Task prompt ->
Give a verbatim quotation of every record.

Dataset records
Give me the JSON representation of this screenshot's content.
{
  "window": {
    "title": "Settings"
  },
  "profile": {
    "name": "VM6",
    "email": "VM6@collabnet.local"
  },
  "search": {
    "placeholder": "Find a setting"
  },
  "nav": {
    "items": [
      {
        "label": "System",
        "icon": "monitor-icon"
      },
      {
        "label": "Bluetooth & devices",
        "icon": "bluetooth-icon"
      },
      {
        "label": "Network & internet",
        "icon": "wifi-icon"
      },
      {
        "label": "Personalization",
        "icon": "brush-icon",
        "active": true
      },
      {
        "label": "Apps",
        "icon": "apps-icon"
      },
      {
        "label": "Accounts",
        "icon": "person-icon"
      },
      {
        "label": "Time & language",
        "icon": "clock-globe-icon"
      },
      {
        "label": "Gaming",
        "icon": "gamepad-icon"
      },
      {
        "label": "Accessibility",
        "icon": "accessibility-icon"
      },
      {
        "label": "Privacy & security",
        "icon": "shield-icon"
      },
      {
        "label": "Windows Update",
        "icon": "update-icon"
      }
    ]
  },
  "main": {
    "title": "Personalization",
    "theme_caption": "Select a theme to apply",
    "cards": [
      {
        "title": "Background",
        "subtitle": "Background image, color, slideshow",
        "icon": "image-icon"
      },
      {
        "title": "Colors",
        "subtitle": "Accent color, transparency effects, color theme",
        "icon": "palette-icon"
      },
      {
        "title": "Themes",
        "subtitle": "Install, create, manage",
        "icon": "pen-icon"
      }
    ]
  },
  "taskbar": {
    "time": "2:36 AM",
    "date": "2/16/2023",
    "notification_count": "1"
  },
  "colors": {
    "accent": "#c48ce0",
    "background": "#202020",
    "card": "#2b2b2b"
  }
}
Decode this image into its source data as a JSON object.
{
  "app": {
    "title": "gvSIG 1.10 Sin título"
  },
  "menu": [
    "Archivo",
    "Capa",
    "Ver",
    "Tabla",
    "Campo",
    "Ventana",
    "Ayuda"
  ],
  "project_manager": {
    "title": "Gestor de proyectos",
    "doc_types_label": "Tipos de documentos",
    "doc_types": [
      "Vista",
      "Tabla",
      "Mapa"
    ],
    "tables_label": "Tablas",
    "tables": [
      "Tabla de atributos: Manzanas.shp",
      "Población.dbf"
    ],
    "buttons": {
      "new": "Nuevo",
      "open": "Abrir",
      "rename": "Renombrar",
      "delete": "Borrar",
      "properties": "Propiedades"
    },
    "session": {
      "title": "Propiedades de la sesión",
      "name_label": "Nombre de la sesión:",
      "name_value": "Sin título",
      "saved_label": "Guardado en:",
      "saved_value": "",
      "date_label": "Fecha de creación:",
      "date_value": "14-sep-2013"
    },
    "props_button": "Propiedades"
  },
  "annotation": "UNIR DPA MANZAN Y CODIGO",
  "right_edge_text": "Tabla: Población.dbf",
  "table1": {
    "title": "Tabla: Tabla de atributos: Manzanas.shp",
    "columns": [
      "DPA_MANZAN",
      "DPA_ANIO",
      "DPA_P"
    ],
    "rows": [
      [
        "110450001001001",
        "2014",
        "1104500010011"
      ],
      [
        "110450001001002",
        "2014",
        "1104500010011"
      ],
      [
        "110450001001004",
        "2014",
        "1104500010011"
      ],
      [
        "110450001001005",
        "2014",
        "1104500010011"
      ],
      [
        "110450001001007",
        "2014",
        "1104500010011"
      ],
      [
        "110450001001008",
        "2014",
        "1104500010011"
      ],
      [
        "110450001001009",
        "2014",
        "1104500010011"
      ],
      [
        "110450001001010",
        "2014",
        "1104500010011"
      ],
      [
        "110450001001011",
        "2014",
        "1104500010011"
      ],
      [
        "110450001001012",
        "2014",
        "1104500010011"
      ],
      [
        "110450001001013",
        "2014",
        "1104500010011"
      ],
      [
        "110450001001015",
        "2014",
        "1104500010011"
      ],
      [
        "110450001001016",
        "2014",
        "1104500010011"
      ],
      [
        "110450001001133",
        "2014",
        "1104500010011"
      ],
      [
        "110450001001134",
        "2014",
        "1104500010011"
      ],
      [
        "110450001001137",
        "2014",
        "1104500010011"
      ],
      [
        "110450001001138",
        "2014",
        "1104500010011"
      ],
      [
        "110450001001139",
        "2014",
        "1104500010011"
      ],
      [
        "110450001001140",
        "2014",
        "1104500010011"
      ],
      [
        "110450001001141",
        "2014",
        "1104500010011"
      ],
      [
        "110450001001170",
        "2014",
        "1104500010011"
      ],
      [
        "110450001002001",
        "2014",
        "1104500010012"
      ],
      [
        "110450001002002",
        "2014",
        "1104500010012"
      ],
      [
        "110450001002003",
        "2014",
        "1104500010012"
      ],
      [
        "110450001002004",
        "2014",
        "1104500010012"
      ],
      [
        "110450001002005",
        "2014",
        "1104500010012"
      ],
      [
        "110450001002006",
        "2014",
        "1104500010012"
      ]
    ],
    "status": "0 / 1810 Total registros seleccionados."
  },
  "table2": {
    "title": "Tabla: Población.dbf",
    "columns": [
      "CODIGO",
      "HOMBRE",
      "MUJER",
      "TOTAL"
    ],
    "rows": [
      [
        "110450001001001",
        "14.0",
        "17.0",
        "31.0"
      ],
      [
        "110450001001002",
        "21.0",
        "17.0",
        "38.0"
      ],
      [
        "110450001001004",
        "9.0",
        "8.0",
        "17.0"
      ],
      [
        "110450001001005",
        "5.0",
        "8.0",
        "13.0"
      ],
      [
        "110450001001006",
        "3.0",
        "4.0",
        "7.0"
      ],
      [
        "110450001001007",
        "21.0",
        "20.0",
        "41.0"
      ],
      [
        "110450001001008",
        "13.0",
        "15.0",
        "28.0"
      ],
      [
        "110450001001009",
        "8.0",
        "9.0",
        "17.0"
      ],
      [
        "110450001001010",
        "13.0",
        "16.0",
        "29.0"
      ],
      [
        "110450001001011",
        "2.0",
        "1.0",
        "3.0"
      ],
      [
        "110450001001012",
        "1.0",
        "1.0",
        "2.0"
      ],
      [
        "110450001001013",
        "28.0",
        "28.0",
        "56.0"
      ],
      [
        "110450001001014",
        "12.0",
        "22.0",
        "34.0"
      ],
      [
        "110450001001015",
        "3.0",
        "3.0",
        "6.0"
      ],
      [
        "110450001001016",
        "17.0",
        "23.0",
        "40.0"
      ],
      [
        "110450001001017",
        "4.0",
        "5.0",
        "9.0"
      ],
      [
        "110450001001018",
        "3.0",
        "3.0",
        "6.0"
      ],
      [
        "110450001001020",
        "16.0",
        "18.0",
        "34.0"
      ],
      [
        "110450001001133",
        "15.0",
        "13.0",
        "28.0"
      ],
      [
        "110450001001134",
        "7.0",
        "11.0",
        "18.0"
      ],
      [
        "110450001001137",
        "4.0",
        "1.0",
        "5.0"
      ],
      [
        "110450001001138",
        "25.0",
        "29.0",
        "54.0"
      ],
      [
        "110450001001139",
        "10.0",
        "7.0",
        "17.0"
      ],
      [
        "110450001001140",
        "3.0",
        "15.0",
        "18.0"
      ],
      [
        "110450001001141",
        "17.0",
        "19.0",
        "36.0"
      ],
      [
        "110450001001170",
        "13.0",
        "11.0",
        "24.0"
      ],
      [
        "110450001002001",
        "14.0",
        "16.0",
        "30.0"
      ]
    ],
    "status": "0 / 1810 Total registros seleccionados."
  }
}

Result of this exercise ->
Give me the JSON representation of this screenshot's content.
{
  "window": {
    "title": "Settings"
  },
  "profile": {
    "name": "VM6",
    "email": "VM6@collabnet.local"
  },
  "search": {
    "placeholder": "Find a setting"
  },
  "nav": {
    "items": [
      {
        "label": "System",
        "icon": "monitor-icon"
      },
      {
        "label": "Bluetooth & devices",
        "icon": "bluetooth-icon"
      },
      {
        "label": "Network & internet",
        "icon": "wifi-icon"
      },
      {
        "label": "Personalization",
        "icon": "brush-icon",
        "active": true
      },
      {
        "label": "Apps",
        "icon": "apps-icon"
      },
      {
        "label": "Accounts",
        "icon": "person-icon"
      },
      {
        "label": "Time & language",
        "icon": "clock-globe-icon"
      },
      {
        "label": "Gaming",
        "icon": "gamepad-icon"
      },
      {
        "label": "Accessibility",
        "icon": "accessibility-icon"
      },
      {
        "label": "Privacy & security",
        "icon": "shield-icon"
      },
      {
        "label": "Windows Update",
        "icon": "update-icon"
      }
    ]
  },
  "main": {
    "title": "Personalization",
    "theme_caption": "Select a theme to apply",
    "cards": [
      {
        "title": "Background",
        "subtitle": "Background image, color, slideshow",
        "icon": "image-icon"
      },
      {
        "title": "Colors",
        "subtitle": "Accent color, transparency effects, color theme",
        "icon": "palette-icon"
      },
      {
        "title": "Themes",
        "subtitle": "Install, create, manage",
        "icon": "pen-icon"
      }
    ]
  },
  "taskbar": {
    "time": "2:36 AM",
    "date": "2/16/2023",
    "notification_count": "1"
  },
  "colors": {
    "accent": "#c48ce0",
    "background": "#202020",
    "card": "#2b2b2b"
  }
}
Decode this image into its source data as a JSON object.
{
  "app": {
    "title": "gvSIG 1.10 Sin título"
  },
  "menu": [
    "Archivo",
    "Capa",
    "Ver",
    "Tabla",
    "Campo",
    "Ventana",
    "Ayuda"
  ],
  "project_manager": {
    "title": "Gestor de proyectos",
    "doc_types_label": "Tipos de documentos",
    "doc_types": [
      "Vista",
      "Tabla",
      "Mapa"
    ],
    "tables_label": "Tablas",
    "tables": [
      "Tabla de atributos: Manzanas.shp",
      "Población.dbf"
    ],
    "buttons": {
      "new": "Nuevo",
      "open": "Abrir",
      "rename": "Renombrar",
      "delete": "Borrar",
      "properties": "Propiedades"
    },
    "session": {
      "title": "Propiedades de la sesión",
      "name_label": "Nombre de la sesión:",
      "name_value": "Sin título",
      "saved_label": "Guardado en:",
      "saved_value": "",
      "date_label": "Fecha de creación:",
      "date_value": "14-sep-2013"
    },
    "props_button": "Propiedades"
  },
  "annotation": "UNIR DPA MANZAN Y CODIGO",
  "right_edge_text": "Tabla: Población.dbf",
  "table1": {
    "title": "Tabla: Tabla de atributos: Manzanas.shp",
    "columns": [
      "DPA_MANZAN",
      "DPA_ANIO",
      "DPA_P"
    ],
    "rows": [
      [
        "110450001001001",
        "2014",
        "1104500010011"
      ],
      [
        "110450001001002",
        "2014",
        "1104500010011"
      ],
      [
        "110450001001004",
        "2014",
        "1104500010011"
      ],
      [
        "110450001001005",
        "2014",
        "1104500010011"
      ],
      [
        "110450001001007",
        "2014",
        "1104500010011"
      ],
      [
        "110450001001008",
        "2014",
        "1104500010011"
      ],
      [
        "110450001001009",
        "2014",
        "1104500010011"
      ],
      [
        "110450001001010",
        "2014",
        "1104500010011"
      ],
      [
        "110450001001011",
        "2014",
        "1104500010011"
      ],
      [
        "110450001001012",
        "2014",
        "1104500010011"
      ],
      [
        "110450001001013",
        "2014",
        "1104500010011"
      ],
      [
        "110450001001015",
        "2014",
        "1104500010011"
      ],
      [
        "110450001001016",
        "2014",
        "1104500010011"
      ],
      [
        "110450001001133",
        "2014",
        "1104500010011"
      ],
      [
        "110450001001134",
        "2014",
        "1104500010011"
      ],
      [
        "110450001001137",
        "2014",
        "1104500010011"
      ],
      [
        "110450001001138",
        "2014",
        "1104500010011"
      ],
      [
        "110450001001139",
        "2014",
        "1104500010011"
      ],
      [
        "110450001001140",
        "2014",
        "1104500010011"
      ],
      [
        "110450001001141",
        "2014",
        "1104500010011"
      ],
      [
        "110450001001170",
        "2014",
        "1104500010011"
      ],
      [
        "110450001002001",
        "2014",
        "1104500010012"
      ],
      [
        "110450001002002",
        "2014",
        "1104500010012"
      ],
      [
        "110450001002003",
        "2014",
        "1104500010012"
      ],
      [
        "110450001002004",
        "2014",
        "1104500010012"
      ],
      [
        "110450001002005",
        "2014",
        "1104500010012"
      ],
      [
        "110450001002006",
        "2014",
        "1104500010012"
      ]
    ],
    "status": "0 / 1810 Total registros seleccionados."
  },
  "table2": {
    "title": "Tabla: Población.dbf",
    "columns": [
      "CODIGO",
      "HOMBRE",
      "MUJER",
      "TOTAL"
    ],
    "rows": [
      [
        "110450001001001",
        "14.0",
        "17.0",
        "31.0"
      ],
      [
        "110450001001002",
        "21.0",
        "17.0",
        "38.0"
      ],
      [
        "110450001001004",
        "9.0",
        "8.0",
        "17.0"
      ],
      [
        "110450001001005",
        "5.0",
        "8.0",
        "13.0"
      ],
      [
        "110450001001006",
        "3.0",
        "4.0",
        "7.0"
      ],
      [
        "110450001001007",
        "21.0",
        "20.0",
        "41.0"
      ],
      [
        "110450001001008",
        "13.0",
        "15.0",
        "28.0"
      ],
      [
        "110450001001009",
        "8.0",
        "9.0",
        "17.0"
      ],
      [
        "110450001001010",
        "13.0",
        "16.0",
        "29.0"
      ],
      [
        "110450001001011",
        "2.0",
        "1.0",
        "3.0"
      ],
      [
        "110450001001012",
        "1.0",
        "1.0",
        "2.0"
      ],
      [
        "110450001001013",
        "28.0",
        "28.0",
        "56.0"
      ],
      [
        "110450001001014",
        "12.0",
        "22.0",
        "34.0"
      ],
      [
        "110450001001015",
        "3.0",
        "3.0",
        "6.0"
      ],
      [
        "110450001001016",
        "17.0",
        "23.0",
        "40.0"
      ],
      [
        "110450001001017",
        "4.0",
        "5.0",
        "9.0"
      ],
      [
        "110450001001018",
        "3.0",
        "3.0",
        "6.0"
      ],
      [
        "110450001001020",
        "16.0",
        "18.0",
        "34.0"
      ],
      [
        "110450001001133",
        "15.0",
        "13.0",
        "28.0"
      ],
      [
        "110450001001134",
        "7.0",
        "11.0",
        "18.0"
      ],
      [
        "110450001001137",
        "4.0",
        "1.0",
        "5.0"
      ],
      [
        "110450001001138",
        "25.0",
        "29.0",
        "54.0"
      ],
      [
        "110450001001139",
        "10.0",
        "7.0",
        "17.0"
      ],
      [
        "110450001001140",
        "3.0",
        "15.0",
        "18.0"
      ],
      [
        "110450001001141",
        "17.0",
        "19.0",
        "36.0"
      ],
      [
        "110450001001170",
        "13.0",
        "11.0",
        "24.0"
      ],
      [
        "110450001002001",
        "14.0",
        "16.0",
        "30.0"
      ]
    ],
    "status": "0 / 1810 Total registros seleccionados."
  }
}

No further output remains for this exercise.